- [Your goal]
Rewrite the lines from the first one through the line holding "card-meta: Hugo Le Bras [573,308,1003,324]", inclusive, swapping "search-icon" for "find-icon" and keeping everything else the same.

- [Extracted entries]
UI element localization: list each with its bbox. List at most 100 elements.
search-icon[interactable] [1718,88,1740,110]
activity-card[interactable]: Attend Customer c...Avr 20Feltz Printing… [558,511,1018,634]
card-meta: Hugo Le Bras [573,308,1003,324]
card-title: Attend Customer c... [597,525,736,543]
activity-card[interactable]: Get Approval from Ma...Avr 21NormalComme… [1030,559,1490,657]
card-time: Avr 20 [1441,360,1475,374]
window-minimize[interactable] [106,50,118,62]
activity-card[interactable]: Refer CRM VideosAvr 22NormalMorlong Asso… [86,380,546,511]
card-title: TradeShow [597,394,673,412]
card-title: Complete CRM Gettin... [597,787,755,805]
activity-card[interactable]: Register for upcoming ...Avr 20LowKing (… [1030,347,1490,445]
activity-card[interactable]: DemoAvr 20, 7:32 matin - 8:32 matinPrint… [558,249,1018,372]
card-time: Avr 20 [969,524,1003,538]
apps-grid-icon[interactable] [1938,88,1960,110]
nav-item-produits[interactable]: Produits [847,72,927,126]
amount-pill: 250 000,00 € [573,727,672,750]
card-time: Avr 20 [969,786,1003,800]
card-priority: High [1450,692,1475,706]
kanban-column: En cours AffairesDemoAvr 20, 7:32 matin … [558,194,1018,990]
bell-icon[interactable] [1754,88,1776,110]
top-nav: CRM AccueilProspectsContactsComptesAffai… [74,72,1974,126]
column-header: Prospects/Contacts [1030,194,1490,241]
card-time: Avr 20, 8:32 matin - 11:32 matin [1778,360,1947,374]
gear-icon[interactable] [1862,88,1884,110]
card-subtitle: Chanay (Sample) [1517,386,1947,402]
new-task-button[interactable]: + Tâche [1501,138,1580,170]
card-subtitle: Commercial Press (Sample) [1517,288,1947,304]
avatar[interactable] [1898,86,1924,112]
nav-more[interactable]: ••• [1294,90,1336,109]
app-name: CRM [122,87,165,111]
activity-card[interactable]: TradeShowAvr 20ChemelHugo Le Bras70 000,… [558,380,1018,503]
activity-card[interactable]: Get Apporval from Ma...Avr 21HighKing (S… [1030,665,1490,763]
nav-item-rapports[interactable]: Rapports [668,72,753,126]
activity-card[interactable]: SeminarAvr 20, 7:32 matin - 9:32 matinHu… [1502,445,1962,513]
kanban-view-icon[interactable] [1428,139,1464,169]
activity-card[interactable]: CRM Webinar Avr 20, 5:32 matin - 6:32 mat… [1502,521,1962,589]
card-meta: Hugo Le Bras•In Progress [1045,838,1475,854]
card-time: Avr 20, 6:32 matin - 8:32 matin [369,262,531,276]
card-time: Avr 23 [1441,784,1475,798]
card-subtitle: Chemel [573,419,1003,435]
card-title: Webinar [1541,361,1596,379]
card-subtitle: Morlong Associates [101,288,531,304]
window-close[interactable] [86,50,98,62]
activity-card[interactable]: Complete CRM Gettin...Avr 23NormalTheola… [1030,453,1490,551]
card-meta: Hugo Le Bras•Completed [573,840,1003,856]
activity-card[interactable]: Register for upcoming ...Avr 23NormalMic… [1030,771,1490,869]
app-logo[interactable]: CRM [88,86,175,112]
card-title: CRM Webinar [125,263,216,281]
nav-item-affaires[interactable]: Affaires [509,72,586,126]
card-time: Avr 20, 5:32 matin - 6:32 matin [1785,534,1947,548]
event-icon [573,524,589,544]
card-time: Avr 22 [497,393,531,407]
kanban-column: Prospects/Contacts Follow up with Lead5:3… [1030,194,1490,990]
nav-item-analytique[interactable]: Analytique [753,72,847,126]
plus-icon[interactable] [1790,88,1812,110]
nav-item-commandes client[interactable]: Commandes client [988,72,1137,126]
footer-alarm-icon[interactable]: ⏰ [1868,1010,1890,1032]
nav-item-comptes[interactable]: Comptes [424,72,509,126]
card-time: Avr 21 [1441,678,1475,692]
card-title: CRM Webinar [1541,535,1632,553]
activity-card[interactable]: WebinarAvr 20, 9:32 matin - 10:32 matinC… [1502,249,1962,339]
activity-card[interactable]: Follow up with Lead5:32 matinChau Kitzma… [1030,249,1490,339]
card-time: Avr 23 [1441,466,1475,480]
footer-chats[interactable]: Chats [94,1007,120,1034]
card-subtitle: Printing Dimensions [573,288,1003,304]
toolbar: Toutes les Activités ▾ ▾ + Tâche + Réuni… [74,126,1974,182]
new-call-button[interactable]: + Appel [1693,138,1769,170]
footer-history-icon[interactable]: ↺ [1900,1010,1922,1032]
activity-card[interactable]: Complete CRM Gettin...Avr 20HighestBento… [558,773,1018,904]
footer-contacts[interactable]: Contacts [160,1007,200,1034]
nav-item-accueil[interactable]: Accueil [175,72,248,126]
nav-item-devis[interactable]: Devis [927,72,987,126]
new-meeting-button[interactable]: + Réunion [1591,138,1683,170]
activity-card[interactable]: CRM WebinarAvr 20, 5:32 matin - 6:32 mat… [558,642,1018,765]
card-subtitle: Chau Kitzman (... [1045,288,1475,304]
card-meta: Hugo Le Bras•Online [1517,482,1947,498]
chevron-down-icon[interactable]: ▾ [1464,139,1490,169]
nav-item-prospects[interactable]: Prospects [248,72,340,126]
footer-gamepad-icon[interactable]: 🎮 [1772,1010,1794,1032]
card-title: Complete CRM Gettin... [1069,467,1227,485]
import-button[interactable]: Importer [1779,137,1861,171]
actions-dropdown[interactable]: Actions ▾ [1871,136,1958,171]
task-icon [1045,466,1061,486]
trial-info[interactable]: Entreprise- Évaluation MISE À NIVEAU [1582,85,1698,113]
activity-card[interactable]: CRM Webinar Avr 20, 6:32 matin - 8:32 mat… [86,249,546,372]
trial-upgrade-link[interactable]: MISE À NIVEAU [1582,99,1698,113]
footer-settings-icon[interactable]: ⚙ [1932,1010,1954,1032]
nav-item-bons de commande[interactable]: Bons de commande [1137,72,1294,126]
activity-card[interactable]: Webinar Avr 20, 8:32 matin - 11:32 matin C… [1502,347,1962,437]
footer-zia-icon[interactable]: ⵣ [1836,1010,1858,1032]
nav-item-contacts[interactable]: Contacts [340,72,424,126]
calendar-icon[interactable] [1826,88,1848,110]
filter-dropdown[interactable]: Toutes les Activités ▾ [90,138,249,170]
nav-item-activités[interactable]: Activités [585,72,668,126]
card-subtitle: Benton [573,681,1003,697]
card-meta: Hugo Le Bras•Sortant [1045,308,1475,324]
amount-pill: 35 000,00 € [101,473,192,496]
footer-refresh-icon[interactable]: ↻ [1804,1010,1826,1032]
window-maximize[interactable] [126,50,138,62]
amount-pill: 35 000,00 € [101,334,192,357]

- [Solved exercise]
UI element localization: list each with its bbox. List at most 100 elements.
find-icon[interactable] [1718,88,1740,110]
activity-card[interactable]: Attend Customer c...Avr 20Feltz Printing… [558,511,1018,634]
card-meta: Hugo Le Bras [573,308,1003,324]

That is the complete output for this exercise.